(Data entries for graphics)
## begin
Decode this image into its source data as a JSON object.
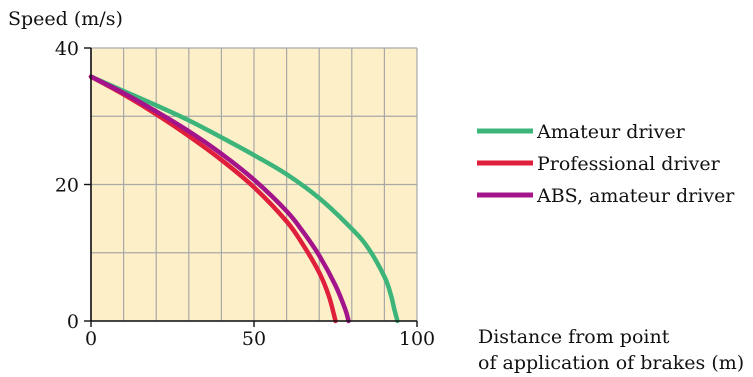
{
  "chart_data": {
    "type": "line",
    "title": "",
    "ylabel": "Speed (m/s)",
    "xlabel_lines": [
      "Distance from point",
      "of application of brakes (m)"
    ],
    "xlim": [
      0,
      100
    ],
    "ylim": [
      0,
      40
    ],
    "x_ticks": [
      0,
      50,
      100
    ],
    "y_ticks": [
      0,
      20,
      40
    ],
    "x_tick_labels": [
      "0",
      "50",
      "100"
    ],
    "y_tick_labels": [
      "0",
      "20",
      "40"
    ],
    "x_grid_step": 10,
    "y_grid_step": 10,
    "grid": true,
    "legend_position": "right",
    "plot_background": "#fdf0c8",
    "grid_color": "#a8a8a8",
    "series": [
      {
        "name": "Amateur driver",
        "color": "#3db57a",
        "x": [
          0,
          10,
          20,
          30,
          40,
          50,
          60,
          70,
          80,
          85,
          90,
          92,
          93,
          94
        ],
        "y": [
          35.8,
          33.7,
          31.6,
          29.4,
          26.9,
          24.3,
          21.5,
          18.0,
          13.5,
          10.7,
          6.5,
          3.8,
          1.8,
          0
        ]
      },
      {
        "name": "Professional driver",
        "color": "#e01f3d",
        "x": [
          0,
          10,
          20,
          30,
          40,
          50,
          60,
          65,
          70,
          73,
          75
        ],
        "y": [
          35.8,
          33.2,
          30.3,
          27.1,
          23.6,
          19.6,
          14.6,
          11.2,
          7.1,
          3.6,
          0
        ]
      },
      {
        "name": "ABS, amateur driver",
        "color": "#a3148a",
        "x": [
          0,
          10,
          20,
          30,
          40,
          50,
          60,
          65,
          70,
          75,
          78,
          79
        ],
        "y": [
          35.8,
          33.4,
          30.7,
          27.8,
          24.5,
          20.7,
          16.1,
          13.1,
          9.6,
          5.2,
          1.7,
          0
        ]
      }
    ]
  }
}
## end
TASK REQUIREMENTS: Pick out the lines that have the word "name". Copy them all.

EXERCISE RESULT:
        "name": "Amateur driver",
        "name": "Professional driver",
        "name": "ABS, amateur driver",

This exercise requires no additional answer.